### Excerpted data
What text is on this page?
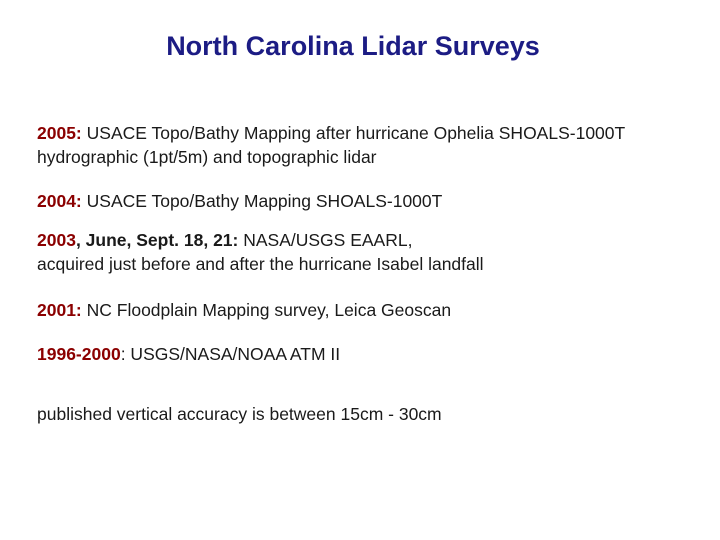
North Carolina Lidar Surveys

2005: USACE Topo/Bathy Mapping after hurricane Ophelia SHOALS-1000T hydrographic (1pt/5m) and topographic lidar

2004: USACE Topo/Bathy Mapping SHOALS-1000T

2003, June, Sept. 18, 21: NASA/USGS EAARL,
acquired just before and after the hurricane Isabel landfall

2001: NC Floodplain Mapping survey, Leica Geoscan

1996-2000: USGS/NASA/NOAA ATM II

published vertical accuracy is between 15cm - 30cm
--
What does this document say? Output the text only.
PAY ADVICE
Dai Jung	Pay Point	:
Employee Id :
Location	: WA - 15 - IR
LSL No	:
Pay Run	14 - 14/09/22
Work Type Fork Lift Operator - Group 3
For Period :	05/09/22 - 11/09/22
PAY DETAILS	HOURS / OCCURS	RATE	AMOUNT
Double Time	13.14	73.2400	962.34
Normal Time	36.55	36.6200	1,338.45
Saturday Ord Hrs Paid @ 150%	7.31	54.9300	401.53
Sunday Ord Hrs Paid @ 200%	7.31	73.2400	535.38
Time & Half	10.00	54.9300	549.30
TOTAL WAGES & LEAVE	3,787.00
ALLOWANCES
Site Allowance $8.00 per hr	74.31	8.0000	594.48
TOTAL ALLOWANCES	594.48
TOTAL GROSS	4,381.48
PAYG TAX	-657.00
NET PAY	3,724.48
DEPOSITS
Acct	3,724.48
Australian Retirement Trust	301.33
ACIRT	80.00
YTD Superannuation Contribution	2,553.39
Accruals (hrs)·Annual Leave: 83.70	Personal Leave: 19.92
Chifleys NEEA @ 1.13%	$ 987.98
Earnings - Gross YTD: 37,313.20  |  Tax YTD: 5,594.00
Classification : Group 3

### Exercise aim
Determine how many of the lines above hold the word "Mapping", and output that number by itself.

### Worked answer
3